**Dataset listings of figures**
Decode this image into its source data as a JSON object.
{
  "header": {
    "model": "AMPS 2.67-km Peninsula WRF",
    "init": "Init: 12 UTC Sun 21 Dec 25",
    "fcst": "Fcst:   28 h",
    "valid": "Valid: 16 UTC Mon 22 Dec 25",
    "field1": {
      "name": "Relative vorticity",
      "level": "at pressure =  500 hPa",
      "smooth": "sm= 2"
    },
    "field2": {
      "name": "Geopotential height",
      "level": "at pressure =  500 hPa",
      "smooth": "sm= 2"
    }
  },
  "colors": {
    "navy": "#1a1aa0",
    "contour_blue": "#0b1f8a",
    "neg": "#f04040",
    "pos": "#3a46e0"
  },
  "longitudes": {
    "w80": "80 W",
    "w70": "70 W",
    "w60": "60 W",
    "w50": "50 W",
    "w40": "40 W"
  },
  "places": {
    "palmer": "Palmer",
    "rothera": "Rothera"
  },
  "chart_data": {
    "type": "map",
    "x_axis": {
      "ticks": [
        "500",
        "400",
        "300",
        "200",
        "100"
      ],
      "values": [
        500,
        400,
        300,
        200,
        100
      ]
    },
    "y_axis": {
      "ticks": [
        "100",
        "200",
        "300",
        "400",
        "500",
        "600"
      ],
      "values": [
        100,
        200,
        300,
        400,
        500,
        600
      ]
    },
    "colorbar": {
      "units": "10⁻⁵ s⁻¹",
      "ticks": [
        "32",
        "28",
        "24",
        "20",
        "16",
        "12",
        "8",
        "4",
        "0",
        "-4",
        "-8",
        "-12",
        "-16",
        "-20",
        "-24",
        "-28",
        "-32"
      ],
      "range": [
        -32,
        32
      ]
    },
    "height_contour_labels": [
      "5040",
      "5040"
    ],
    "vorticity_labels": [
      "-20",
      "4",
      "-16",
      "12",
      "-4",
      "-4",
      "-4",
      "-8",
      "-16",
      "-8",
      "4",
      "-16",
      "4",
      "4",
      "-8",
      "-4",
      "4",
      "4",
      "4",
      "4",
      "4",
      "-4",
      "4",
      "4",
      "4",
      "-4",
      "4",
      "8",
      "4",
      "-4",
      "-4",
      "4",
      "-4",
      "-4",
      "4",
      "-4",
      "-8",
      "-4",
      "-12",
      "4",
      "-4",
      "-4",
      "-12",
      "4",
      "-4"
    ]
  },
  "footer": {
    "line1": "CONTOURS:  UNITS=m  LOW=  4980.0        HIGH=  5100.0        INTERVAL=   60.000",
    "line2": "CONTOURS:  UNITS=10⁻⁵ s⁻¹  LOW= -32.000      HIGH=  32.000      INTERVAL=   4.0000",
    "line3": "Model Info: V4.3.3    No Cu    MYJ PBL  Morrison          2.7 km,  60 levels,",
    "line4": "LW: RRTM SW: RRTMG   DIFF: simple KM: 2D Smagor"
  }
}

**Direction**
Extract each line of the material exactly as it stands.

**Output**
Decode this image into its source data as a JSON object.
{
  "header": {
    "model": "AMPS 2.67-km Peninsula WRF",
    "init": "Init: 12 UTC Sun 21 Dec 25",
    "fcst": "Fcst:   28 h",
    "valid": "Valid: 16 UTC Mon 22 Dec 25",
    "field1": {
      "name": "Relative vorticity",
      "level": "at pressure =  500 hPa",
      "smooth": "sm= 2"
    },
    "field2": {
      "name": "Geopotential height",
      "level": "at pressure =  500 hPa",
      "smooth": "sm= 2"
    }
  },
  "colors": {
    "navy": "#1a1aa0",
    "contour_blue": "#0b1f8a",
    "neg": "#f04040",
    "pos": "#3a46e0"
  },
  "longitudes": {
    "w80": "80 W",
    "w70": "70 W",
    "w60": "60 W",
    "w50": "50 W",
    "w40": "40 W"
  },
  "places": {
    "palmer": "Palmer",
    "rothera": "Rothera"
  },
  "chart_data": {
    "type": "map",
    "x_axis": {
      "ticks": [
        "500",
        "400",
        "300",
        "200",
        "100"
      ],
      "values": [
        500,
        400,
        300,
        200,
        100
      ]
    },
    "y_axis": {
      "ticks": [
        "100",
        "200",
        "300",
        "400",
        "500",
        "600"
      ],
      "values": [
        100,
        200,
        300,
        400,
        500,
        600
      ]
    },
    "colorbar": {
      "units": "10⁻⁵ s⁻¹",
      "ticks": [
        "32",
        "28",
        "24",
        "20",
        "16",
        "12",
        "8",
        "4",
        "0",
        "-4",
        "-8",
        "-12",
        "-16",
        "-20",
        "-24",
        "-28",
        "-32"
      ],
      "range": [
        -32,
        32
      ]
    },
    "height_contour_labels": [
      "5040",
      "5040"
    ],
    "vorticity_labels": [
      "-20",
      "4",
      "-16",
      "12",
      "-4",
      "-4",
      "-4",
      "-8",
      "-16",
      "-8",
      "4",
      "-16",
      "4",
      "4",
      "-8",
      "-4",
      "4",
      "4",
      "4",
      "4",
      "4",
      "-4",
      "4",
      "4",
      "4",
      "-4",
      "4",
      "8",
      "4",
      "-4",
      "-4",
      "4",
      "-4",
      "-4",
      "4",
      "-4",
      "-8",
      "-4",
      "-12",
      "4",
      "-4",
      "-4",
      "-12",
      "4",
      "-4"
    ]
  },
  "footer": {
    "line1": "CONTOURS:  UNITS=m  LOW=  4980.0        HIGH=  5100.0        INTERVAL=   60.000",
    "line2": "CONTOURS:  UNITS=10⁻⁵ s⁻¹  LOW= -32.000      HIGH=  32.000      INTERVAL=   4.0000",
    "line3": "Model Info: V4.3.3    No Cu    MYJ PBL  Morrison          2.7 km,  60 levels,",
    "line4": "LW: RRTM SW: RRTMG   DIFF: simple KM: 2D Smagor"
  }
}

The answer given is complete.